Part of a data file |
......

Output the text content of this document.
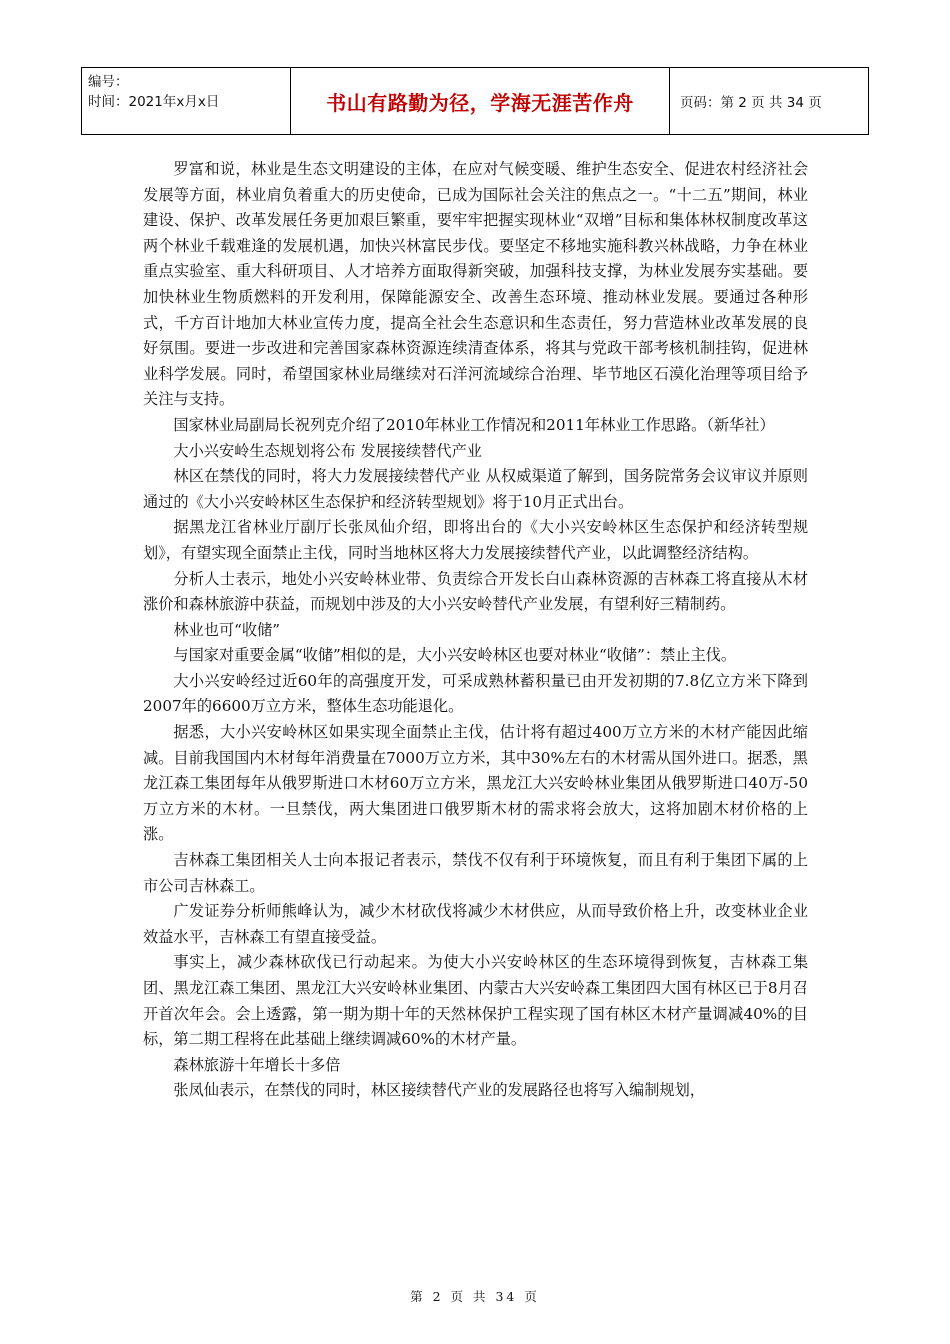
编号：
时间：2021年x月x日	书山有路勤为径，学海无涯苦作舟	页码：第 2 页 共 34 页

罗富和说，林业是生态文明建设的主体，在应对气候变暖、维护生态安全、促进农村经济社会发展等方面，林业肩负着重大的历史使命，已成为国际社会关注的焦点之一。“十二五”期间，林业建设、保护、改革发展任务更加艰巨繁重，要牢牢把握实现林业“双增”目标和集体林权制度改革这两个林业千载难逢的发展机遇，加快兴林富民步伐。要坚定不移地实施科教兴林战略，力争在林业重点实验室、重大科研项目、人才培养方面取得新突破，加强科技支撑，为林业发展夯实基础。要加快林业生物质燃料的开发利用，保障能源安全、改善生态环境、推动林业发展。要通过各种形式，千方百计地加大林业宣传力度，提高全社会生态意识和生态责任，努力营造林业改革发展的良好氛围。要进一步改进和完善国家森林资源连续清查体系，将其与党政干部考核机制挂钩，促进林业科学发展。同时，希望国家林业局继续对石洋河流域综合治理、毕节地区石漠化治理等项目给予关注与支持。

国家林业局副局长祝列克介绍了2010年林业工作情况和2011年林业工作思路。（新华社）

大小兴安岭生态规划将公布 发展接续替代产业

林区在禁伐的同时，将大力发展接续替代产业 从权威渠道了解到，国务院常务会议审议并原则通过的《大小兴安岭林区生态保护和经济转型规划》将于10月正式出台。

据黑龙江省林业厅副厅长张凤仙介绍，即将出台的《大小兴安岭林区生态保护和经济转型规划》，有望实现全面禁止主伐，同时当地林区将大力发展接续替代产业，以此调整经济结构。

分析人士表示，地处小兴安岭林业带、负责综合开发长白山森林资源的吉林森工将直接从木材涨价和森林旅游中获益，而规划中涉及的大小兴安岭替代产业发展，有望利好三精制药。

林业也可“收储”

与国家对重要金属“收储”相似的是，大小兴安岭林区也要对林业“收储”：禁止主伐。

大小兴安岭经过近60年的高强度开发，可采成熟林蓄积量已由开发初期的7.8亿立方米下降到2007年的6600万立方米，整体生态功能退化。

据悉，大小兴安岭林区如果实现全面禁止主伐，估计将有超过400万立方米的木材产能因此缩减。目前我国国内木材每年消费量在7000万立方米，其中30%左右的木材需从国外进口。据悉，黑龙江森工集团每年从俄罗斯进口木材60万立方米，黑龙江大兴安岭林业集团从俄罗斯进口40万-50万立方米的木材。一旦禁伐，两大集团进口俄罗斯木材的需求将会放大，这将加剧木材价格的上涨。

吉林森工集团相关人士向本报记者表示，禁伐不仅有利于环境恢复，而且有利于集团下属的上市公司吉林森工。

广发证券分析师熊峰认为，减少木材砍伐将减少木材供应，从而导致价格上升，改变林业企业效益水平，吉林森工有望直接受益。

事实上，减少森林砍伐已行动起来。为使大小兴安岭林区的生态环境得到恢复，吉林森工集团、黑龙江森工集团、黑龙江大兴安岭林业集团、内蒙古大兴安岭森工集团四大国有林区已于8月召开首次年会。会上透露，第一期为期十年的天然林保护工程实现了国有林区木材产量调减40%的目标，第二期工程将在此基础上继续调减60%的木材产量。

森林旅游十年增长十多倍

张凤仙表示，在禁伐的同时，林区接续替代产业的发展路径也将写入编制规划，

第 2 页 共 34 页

......

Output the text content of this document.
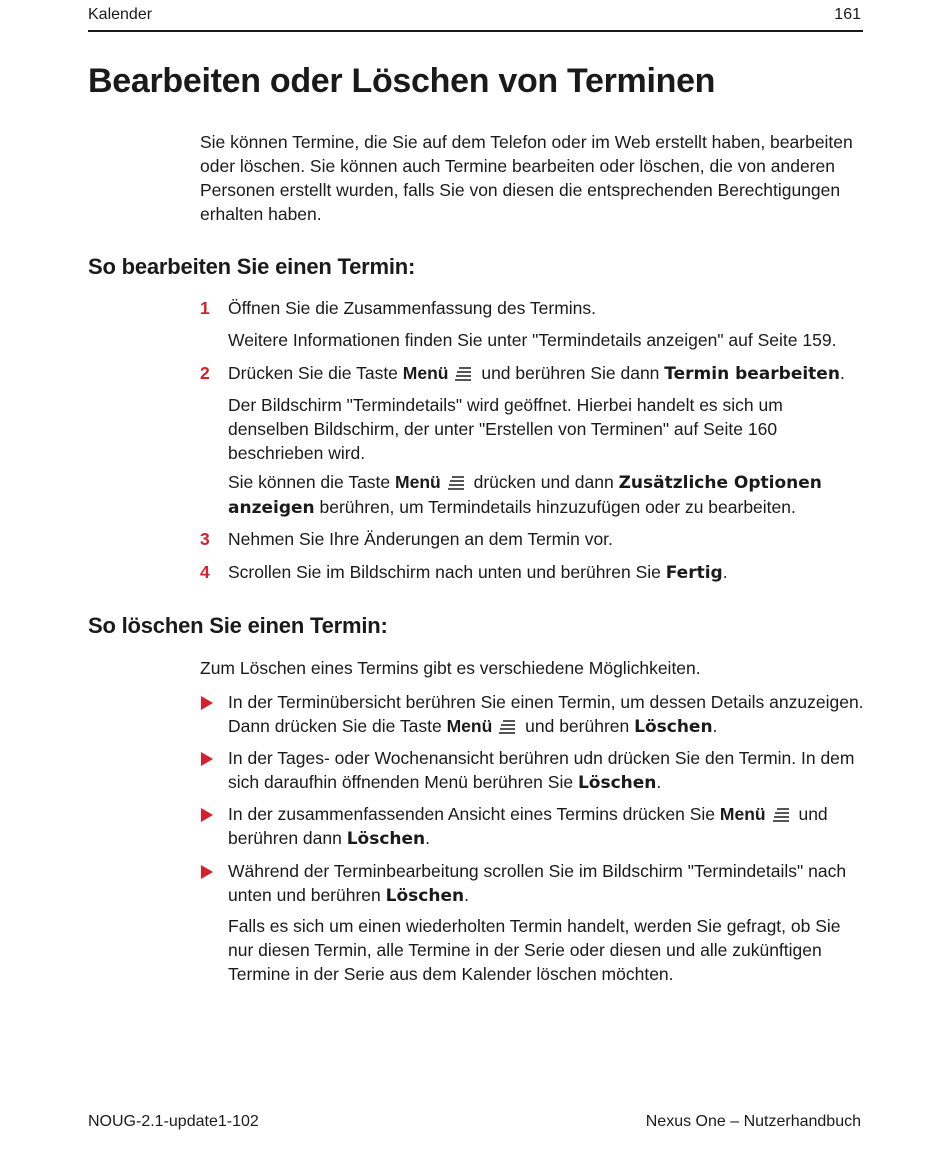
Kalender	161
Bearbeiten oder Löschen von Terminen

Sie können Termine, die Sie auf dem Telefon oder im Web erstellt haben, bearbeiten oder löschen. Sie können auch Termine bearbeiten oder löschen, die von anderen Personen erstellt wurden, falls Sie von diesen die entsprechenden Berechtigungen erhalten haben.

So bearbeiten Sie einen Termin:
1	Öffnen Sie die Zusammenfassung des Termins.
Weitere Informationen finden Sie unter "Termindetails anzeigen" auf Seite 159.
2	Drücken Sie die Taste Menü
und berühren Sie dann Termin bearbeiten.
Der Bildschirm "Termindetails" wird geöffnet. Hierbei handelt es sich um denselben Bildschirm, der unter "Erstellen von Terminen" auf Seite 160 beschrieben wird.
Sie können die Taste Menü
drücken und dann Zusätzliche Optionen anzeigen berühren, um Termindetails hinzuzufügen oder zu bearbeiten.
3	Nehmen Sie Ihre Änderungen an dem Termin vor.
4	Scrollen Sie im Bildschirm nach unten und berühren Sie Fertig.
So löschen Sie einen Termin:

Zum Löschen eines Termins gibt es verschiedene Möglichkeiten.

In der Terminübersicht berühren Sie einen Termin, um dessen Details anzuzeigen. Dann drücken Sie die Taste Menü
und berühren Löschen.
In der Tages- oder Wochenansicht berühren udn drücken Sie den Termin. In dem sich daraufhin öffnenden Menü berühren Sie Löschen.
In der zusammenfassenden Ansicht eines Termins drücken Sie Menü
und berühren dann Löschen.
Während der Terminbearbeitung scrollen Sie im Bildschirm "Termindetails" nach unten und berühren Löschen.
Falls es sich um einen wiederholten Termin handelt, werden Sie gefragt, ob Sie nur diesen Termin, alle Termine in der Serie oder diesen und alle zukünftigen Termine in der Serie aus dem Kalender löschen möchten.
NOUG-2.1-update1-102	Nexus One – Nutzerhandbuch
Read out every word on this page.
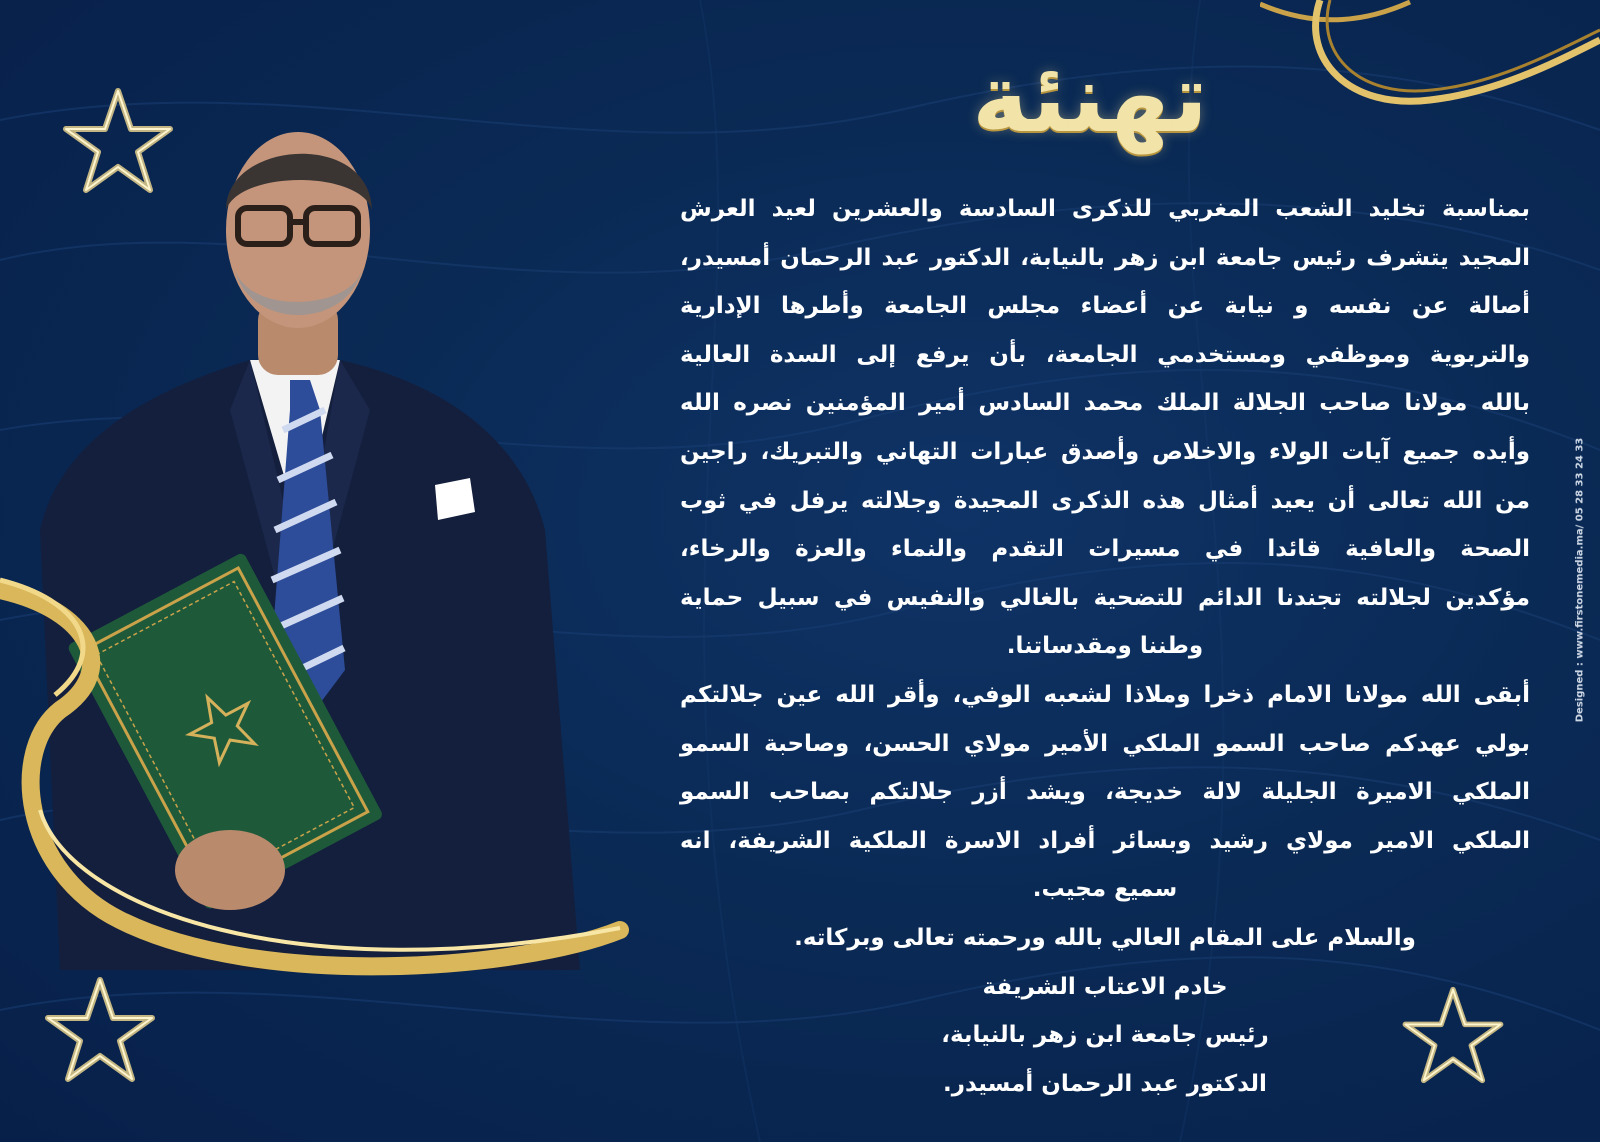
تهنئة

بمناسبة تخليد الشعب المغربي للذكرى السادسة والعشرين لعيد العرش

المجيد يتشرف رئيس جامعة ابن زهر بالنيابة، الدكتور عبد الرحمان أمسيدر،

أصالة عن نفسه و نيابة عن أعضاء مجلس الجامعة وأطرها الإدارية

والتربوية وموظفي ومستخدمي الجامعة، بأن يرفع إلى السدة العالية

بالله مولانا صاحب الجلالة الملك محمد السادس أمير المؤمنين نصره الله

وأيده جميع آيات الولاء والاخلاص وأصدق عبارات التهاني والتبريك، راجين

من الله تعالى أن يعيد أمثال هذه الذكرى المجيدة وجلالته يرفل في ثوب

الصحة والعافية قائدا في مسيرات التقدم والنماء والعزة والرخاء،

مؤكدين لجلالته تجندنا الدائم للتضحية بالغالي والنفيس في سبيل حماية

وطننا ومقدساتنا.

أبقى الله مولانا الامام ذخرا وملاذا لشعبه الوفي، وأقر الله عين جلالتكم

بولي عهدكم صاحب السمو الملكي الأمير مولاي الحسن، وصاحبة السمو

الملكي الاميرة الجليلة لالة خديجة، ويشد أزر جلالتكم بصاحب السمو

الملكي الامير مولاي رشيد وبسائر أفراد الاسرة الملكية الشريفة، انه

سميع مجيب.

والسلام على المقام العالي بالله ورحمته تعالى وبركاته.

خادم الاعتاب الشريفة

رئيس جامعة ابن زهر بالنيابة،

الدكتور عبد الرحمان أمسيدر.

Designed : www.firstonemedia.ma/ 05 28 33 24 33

......

Pick out the lines containing the string "مولانا".

PROBLEM SOLUTION |
بالله مولانا صاحب الجلالة الملك محمد السادس أمير المؤمنين نصره الله
أبقى الله مولانا الامام ذخرا وملاذا لشعبه الوفي، وأقر الله عين جلالتكم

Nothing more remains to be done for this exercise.